● **PROVIDED TEXT**
• • •
I feel hot and bothered just looking at the titles of most people's responses to this topic. It's all about each person's special reasons for hanging on to old things. They're not just things, of course, they have special memories and meanings attached.
Well, I am all for throwing stuff away. Most especially I'm for throwing away the stuff that has special memories and special meanings. I want my house to be a space where things can happen. I want to walk into a room and feel a sense of possibility, and spaciousness. I don't want to be reminded in countless ways of the past.
One of the reasons I feel this way is because of a writer called Erich Fromm, who wrote a book called 'To Have or To Be'. Reading this book at the age of nineteen has had a lifelong effect on me. In the book he says there are two essential ways of being - having or being. Our society encourages 'having'. We are encouraged to take a lot of photos when we are experiencing something important, like a wedding or a trip, so we can 'have' the experience, for later. We're encouraged to take a lot of notes when we're learning, so we can 'have' that information for easy reference. We're encouraged to buy a lot of stuff and take it home to have it. Even in our relationships, it's thought desirable to 'have' a lot of friends, or a lot of sex for example.
Fromm proposes something radically different, which I have been following, partly due to natural inclination and temperament, but no doubt partly because of his work, for my adult life. I rarely take photos when I'm travelling - I prefer to immerse myself in the moment, instead. I don't keep momentos or even gifts I can't use immediately. I am a big giver awayerer. Ask me if you can borrow a book and I'll give it to you. I have just one handbag, one watch. I aspire to the kind of list of possessions pioneers in nineteenth century novels used to have: two day dresses and a good one for sundays. Two pairs of shoes. I don't, of course. I have way too many dresses and way too many shoes, but I see the beauty in having a small and replaceable pile of stuff.
Fromm's idea is that by not having, you create more space for real being. In learning for example - by not taking notes you require your brain to prrocess the information you're taking in, then and there. You're making yourself be alive and responsive in that moment, instead of a curator, busy accumulating notes or photos or momentoes for looking at later. How much are you really experiencing something if you're seeing it behind a camera?
• • •
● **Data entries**
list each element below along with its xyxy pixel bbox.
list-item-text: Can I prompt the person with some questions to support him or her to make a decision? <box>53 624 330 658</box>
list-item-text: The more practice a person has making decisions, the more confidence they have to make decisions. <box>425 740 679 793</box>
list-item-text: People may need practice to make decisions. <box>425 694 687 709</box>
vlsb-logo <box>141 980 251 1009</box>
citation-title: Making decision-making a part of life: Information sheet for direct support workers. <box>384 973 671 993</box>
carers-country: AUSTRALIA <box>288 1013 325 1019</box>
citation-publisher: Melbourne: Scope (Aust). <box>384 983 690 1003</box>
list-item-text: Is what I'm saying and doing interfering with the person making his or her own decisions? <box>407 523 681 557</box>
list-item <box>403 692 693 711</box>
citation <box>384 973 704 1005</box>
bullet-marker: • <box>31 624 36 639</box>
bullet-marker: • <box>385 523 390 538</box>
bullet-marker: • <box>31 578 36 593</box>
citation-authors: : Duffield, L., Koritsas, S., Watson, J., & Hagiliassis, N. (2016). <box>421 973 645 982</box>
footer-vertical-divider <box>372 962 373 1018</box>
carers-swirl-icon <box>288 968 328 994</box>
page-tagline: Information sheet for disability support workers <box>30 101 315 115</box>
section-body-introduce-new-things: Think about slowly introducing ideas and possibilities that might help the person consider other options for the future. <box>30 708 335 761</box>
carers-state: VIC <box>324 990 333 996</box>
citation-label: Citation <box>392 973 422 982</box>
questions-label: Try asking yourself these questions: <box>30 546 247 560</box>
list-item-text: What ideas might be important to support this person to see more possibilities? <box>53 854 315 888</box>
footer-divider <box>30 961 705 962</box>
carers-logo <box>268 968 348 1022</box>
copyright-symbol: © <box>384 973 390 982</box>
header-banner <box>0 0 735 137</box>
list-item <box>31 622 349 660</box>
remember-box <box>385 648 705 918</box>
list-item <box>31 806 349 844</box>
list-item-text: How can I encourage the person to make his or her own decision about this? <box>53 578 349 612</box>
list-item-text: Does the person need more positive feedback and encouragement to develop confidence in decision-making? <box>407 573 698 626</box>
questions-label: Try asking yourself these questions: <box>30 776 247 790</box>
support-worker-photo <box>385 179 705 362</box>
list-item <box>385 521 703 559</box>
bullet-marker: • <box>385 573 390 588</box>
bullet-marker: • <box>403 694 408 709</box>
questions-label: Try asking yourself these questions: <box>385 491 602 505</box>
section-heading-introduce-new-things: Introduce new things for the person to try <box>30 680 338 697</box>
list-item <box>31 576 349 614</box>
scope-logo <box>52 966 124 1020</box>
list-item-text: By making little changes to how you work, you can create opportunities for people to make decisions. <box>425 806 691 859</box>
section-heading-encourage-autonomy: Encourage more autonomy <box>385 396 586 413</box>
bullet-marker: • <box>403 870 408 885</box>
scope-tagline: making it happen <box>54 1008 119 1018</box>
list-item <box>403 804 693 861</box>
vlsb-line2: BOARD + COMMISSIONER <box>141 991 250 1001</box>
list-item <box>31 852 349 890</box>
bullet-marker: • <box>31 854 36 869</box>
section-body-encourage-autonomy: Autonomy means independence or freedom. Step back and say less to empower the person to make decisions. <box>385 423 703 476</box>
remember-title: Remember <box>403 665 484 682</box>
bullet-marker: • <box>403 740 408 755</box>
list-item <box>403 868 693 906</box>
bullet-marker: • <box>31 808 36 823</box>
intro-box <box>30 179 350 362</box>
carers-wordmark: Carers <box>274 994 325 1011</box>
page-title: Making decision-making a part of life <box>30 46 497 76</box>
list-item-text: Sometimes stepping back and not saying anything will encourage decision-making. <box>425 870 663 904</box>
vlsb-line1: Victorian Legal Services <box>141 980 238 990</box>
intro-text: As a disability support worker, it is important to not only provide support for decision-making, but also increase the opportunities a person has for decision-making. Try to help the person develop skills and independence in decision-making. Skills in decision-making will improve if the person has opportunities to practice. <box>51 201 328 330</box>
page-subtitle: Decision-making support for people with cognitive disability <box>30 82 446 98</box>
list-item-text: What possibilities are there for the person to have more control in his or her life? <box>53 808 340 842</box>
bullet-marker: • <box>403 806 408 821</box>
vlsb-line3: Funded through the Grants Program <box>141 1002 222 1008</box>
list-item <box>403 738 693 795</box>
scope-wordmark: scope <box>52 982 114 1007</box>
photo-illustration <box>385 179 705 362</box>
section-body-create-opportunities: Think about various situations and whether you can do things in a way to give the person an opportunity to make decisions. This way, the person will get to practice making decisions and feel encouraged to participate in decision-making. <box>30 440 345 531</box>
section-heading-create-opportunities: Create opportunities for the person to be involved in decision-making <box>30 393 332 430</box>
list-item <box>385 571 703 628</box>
• • •
● **REQUIRED TASKS**
1. Repeat the passage of the essay on letting go of possessions from "I feel hot and" to "and meanings attached.".
2. Summarize the essay on letting go of possessions in two sentences.
The rows are not needed for anything here.

● **SOLUTION LIST**
1.
I feel hot and bothered just looking at the titles of most people's responses to this topic. It's all about each person's special reasons for hanging on to old things. They're not just things, of course, they have special memories and meanings attached.

2. The writer favors throwing things away, especially items with special memories and meanings, and wants a home that offers a sense of possibility and spaciousness instead of reminders of the past. This view comes partly from reading Erich Fromm's 'To Have or To Be' at nineteen, which contrasts having with being and holds that not having creates more space for real being, so the writer rarely takes photos while traveling and keeps no mementos or gifts that can't be used immediately.